* START Records *
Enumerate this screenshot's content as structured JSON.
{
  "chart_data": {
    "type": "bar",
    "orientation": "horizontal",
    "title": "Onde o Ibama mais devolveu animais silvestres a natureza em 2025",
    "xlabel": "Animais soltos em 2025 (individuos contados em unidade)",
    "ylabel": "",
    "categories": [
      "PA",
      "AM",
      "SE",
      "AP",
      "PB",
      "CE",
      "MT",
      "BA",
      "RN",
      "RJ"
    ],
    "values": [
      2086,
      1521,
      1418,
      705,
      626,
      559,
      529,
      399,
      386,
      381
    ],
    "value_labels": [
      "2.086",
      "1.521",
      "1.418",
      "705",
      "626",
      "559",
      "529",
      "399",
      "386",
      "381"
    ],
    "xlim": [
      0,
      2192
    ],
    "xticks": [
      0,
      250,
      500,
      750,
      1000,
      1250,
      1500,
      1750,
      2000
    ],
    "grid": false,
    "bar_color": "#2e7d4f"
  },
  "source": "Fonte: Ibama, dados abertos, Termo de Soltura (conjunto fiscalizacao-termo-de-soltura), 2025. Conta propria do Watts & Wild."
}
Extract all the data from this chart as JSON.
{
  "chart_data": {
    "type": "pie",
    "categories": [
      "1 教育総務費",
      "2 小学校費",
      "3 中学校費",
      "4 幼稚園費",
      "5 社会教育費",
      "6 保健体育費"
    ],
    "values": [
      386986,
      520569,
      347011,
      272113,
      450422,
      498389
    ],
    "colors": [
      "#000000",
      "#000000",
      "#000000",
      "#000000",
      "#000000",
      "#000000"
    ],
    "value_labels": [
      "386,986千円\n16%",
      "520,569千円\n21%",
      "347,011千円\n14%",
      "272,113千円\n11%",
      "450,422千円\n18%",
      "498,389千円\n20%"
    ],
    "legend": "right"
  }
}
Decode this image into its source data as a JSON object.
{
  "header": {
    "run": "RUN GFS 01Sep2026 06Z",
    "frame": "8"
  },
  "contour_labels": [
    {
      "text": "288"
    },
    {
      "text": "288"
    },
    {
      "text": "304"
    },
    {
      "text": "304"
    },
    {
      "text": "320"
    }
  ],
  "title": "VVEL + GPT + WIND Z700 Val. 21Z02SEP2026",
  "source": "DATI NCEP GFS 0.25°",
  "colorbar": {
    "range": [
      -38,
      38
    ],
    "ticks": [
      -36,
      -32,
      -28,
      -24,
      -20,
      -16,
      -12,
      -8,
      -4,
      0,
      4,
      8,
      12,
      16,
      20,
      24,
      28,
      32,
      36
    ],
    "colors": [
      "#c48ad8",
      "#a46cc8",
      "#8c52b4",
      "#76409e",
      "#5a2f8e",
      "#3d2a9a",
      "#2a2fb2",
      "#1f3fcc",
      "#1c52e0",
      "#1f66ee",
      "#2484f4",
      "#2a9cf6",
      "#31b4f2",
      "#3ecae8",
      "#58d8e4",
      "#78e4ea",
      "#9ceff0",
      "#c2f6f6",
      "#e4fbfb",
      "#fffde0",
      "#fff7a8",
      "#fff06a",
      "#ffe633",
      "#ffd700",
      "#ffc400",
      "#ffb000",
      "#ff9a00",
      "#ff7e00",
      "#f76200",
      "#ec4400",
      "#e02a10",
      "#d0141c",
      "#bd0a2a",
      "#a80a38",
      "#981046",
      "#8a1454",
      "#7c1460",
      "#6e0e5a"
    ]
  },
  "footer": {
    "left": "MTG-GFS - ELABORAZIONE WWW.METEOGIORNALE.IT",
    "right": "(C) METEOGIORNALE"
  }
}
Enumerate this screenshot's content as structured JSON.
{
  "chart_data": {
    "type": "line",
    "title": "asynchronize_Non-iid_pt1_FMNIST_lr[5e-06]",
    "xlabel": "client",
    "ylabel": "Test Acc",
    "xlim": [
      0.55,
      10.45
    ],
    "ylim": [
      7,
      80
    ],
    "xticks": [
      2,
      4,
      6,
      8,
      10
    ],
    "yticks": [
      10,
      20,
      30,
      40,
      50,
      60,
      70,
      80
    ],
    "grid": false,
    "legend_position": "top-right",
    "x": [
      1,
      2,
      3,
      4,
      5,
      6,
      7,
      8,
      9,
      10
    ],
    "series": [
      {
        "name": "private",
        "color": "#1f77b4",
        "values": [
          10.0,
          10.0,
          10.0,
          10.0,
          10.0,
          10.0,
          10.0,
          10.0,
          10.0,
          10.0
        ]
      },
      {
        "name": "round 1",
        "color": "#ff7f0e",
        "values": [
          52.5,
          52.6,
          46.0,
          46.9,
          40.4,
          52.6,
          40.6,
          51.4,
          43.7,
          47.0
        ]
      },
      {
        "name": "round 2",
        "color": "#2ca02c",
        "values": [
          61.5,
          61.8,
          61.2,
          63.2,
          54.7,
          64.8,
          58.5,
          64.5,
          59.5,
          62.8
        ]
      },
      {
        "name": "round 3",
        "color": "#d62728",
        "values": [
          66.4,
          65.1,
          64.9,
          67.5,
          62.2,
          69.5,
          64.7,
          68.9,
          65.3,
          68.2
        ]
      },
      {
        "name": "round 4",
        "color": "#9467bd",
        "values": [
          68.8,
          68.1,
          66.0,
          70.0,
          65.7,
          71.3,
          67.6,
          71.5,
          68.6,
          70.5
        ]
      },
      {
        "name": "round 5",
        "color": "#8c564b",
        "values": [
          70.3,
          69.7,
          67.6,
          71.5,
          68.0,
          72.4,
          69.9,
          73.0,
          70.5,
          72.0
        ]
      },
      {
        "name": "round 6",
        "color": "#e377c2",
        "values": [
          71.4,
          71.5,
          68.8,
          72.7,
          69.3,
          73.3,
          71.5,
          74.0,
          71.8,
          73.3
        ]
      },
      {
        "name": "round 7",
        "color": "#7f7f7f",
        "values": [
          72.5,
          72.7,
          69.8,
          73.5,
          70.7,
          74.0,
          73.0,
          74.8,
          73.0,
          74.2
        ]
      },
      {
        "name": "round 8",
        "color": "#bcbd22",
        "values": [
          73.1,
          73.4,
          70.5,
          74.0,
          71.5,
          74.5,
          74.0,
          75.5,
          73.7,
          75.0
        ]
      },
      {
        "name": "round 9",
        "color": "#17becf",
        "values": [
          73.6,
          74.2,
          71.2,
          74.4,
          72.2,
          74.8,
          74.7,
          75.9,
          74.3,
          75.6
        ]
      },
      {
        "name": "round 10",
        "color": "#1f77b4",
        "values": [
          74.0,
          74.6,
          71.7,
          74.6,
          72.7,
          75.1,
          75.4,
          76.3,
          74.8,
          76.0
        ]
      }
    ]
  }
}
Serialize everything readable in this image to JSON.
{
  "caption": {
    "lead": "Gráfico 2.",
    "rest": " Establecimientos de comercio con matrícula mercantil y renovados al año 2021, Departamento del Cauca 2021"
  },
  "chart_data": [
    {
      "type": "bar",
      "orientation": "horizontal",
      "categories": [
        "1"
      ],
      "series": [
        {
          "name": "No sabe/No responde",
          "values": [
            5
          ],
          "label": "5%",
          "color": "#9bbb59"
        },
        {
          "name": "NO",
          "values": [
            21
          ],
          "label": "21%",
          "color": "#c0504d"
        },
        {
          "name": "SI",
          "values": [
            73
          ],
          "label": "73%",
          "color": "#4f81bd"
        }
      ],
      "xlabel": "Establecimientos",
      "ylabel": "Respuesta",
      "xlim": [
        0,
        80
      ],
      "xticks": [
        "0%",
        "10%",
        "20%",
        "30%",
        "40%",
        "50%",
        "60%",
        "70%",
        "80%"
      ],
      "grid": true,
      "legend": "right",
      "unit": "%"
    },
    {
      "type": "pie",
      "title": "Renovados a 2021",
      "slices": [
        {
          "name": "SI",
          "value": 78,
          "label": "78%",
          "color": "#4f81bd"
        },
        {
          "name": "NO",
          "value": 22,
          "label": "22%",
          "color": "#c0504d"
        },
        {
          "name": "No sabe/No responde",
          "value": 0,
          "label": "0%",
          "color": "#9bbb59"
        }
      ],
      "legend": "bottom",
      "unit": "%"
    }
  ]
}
* END Records *
● **Exercise**:
Everything from the line with "Serialize everything readable" to the end of the listing above needs to be duplicated exactly, both end lines included, with nothing more.

● **Answer to the exercise**:
Serialize everything readable in this image to JSON.
{
  "caption": {
    "lead": "Gráfico 2.",
    "rest": " Establecimientos de comercio con matrícula mercantil y renovados al año 2021, Departamento del Cauca 2021"
  },
  "chart_data": [
    {
      "type": "bar",
      "orientation": "horizontal",
      "categories": [
        "1"
      ],
      "series": [
        {
          "name": "No sabe/No responde",
          "values": [
            5
          ],
          "label": "5%",
          "color": "#9bbb59"
        },
        {
          "name": "NO",
          "values": [
            21
          ],
          "label": "21%",
          "color": "#c0504d"
        },
        {
          "name": "SI",
          "values": [
            73
          ],
          "label": "73%",
          "color": "#4f81bd"
        }
      ],
      "xlabel": "Establecimientos",
      "ylabel": "Respuesta",
      "xlim": [
        0,
        80
      ],
      "xticks": [
        "0%",
        "10%",
        "20%",
        "30%",
        "40%",
        "50%",
        "60%",
        "70%",
        "80%"
      ],
      "grid": true,
      "legend": "right",
      "unit": "%"
    },
    {
      "type": "pie",
      "title": "Renovados a 2021",
      "slices": [
        {
          "name": "SI",
          "value": 78,
          "label": "78%",
          "color": "#4f81bd"
        },
        {
          "name": "NO",
          "value": 22,
          "label": "22%",
          "color": "#c0504d"
        },
        {
          "name": "No sabe/No responde",
          "value": 0,
          "label": "0%",
          "color": "#9bbb59"
        }
      ],
      "legend": "bottom",
      "unit": "%"
    }
  ]
}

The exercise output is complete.